**Data tied to figure images:**

start

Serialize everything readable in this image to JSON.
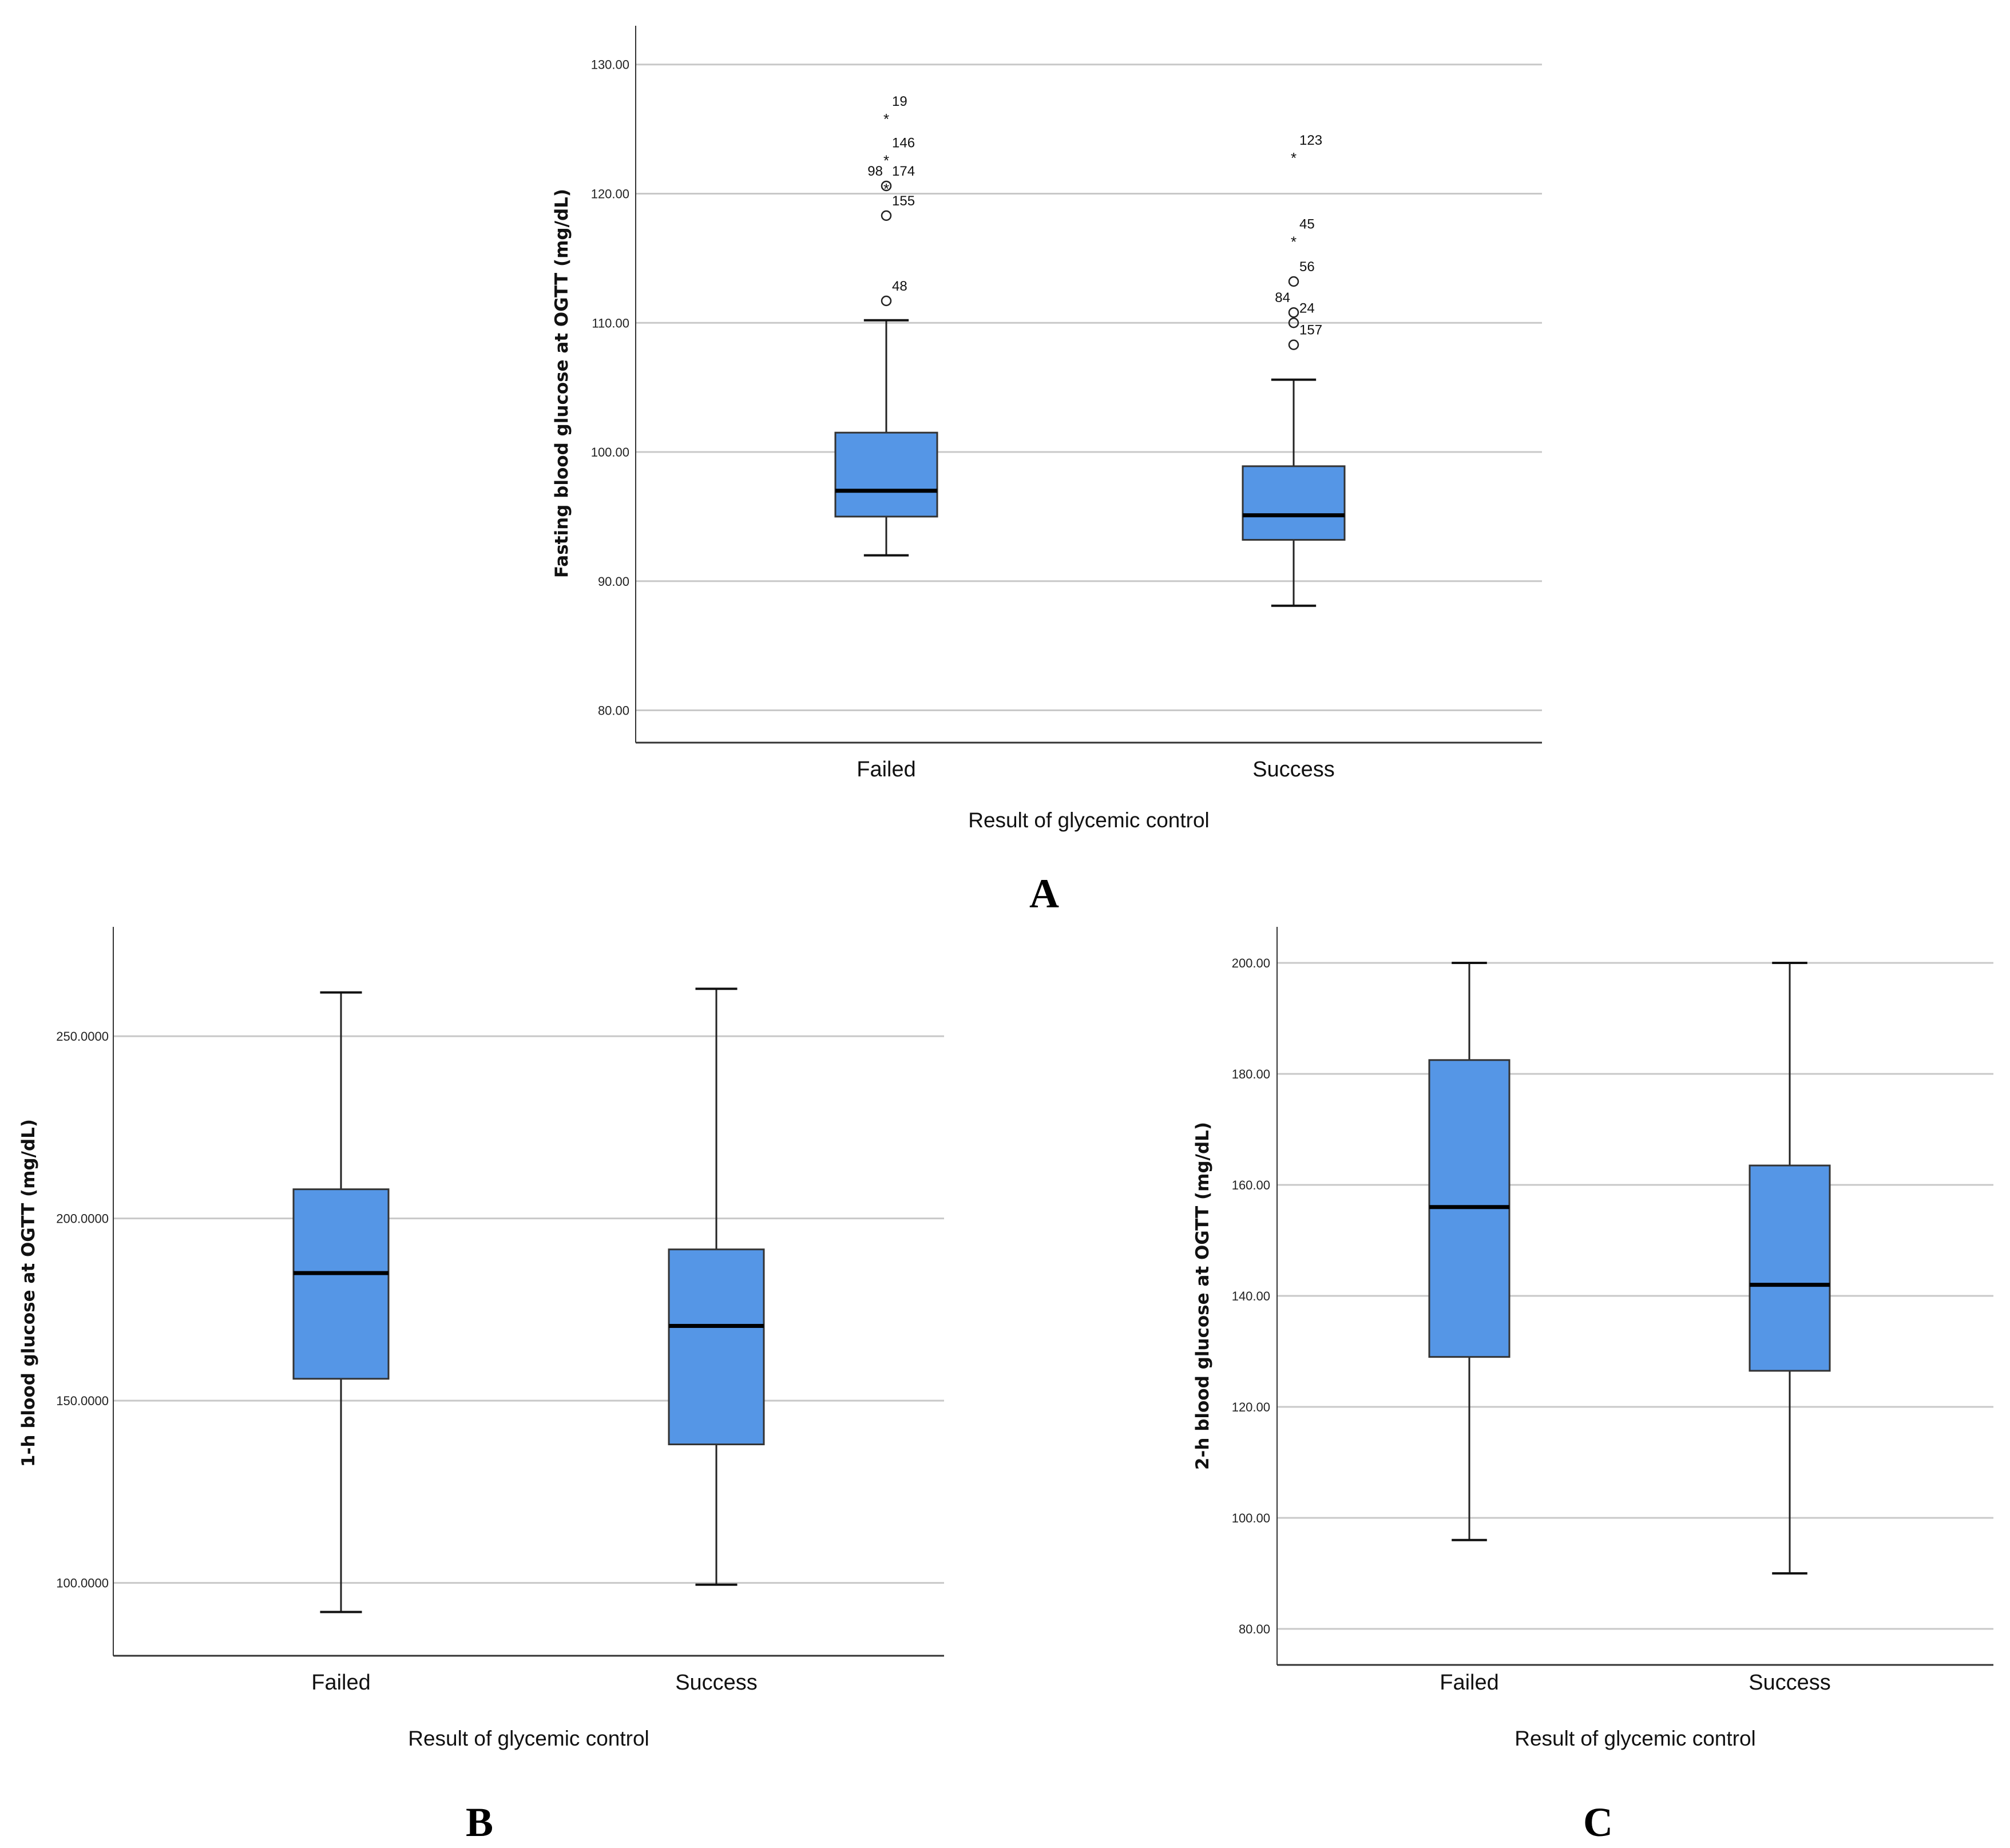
{
  "figure": {
    "box_color": "#5596E6",
    "median_color": "#000000",
    "grid_color": "#c8c8c8"
  },
  "chart_data": [
    {
      "panel_label": "A",
      "type": "box",
      "xlabel": "Result of glycemic control",
      "ylabel": "Fasting blood glucose at OGTT (mg/dL)",
      "ylim": [
        77.5,
        133
      ],
      "yticks": [
        80,
        90,
        100,
        110,
        120,
        130
      ],
      "yticklabels": [
        "80.00",
        "90.00",
        "100.00",
        "110.00",
        "120.00",
        "130.00"
      ],
      "categories": [
        "Failed",
        "Success"
      ],
      "boxes": [
        {
          "category": "Failed",
          "whisker_low": 92,
          "q1": 95,
          "median": 97,
          "q3": 101.5,
          "whisker_high": 110.2,
          "outliers": [
            {
              "label": "19",
              "value": 126,
              "marker": "*"
            },
            {
              "label": "146",
              "value": 122.8,
              "marker": "*"
            },
            {
              "label": "98",
              "value": 120.6,
              "marker": "O"
            },
            {
              "label": "174",
              "value": 120.6,
              "marker": "*"
            },
            {
              "label": "155",
              "value": 118.3,
              "marker": "O"
            },
            {
              "label": "48",
              "value": 111.7,
              "marker": "O"
            }
          ]
        },
        {
          "category": "Success",
          "whisker_low": 88.1,
          "q1": 93.2,
          "median": 95.1,
          "q3": 98.9,
          "whisker_high": 105.6,
          "outliers": [
            {
              "label": "123",
              "value": 123,
              "marker": "*"
            },
            {
              "label": "45",
              "value": 116.5,
              "marker": "*"
            },
            {
              "label": "56",
              "value": 113.2,
              "marker": "O"
            },
            {
              "label": "84",
              "value": 110.8,
              "marker": "O"
            },
            {
              "label": "24",
              "value": 110.0,
              "marker": "O"
            },
            {
              "label": "157",
              "value": 108.3,
              "marker": "O"
            }
          ]
        }
      ]
    },
    {
      "panel_label": "B",
      "type": "box",
      "xlabel": "Result of glycemic control",
      "ylabel": "1-h blood glucose at OGTT (mg/dL)",
      "ylim": [
        80,
        280
      ],
      "yticks": [
        100,
        150,
        200,
        250
      ],
      "yticklabels": [
        "100.0000",
        "150.0000",
        "200.0000",
        "250.0000"
      ],
      "categories": [
        "Failed",
        "Success"
      ],
      "boxes": [
        {
          "category": "Failed",
          "whisker_low": 92,
          "q1": 156,
          "median": 185,
          "q3": 208,
          "whisker_high": 262,
          "outliers": []
        },
        {
          "category": "Success",
          "whisker_low": 99.5,
          "q1": 138,
          "median": 170.5,
          "q3": 191.5,
          "whisker_high": 263,
          "outliers": []
        }
      ]
    },
    {
      "panel_label": "C",
      "type": "box",
      "xlabel": "Result of glycemic control",
      "ylabel": "2-h blood glucose at OGTT (mg/dL)",
      "ylim": [
        73.5,
        206.5
      ],
      "yticks": [
        80,
        100,
        120,
        140,
        160,
        180,
        200
      ],
      "yticklabels": [
        "80.00",
        "100.00",
        "120.00",
        "140.00",
        "160.00",
        "180.00",
        "200.00"
      ],
      "categories": [
        "Failed",
        "Success"
      ],
      "boxes": [
        {
          "category": "Failed",
          "whisker_low": 96,
          "q1": 129,
          "median": 156,
          "q3": 182.5,
          "whisker_high": 200,
          "outliers": []
        },
        {
          "category": "Success",
          "whisker_low": 90,
          "q1": 126.5,
          "median": 142,
          "q3": 163.5,
          "whisker_high": 200,
          "outliers": []
        }
      ]
    }
  ]
}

end

**Aim of the exercise:** List all lines in the material containing the string "value".

**Task response:**
              "value": 126,
              "value": 122.8,
              "value": 120.6,
              "value": 120.6,
              "value": 118.3,
              "value": 111.7,
              "value": 123,
              "value": 116.5,
              "value": 113.2,
              "value": 110.8,
              "value": 110.0,
              "value": 108.3,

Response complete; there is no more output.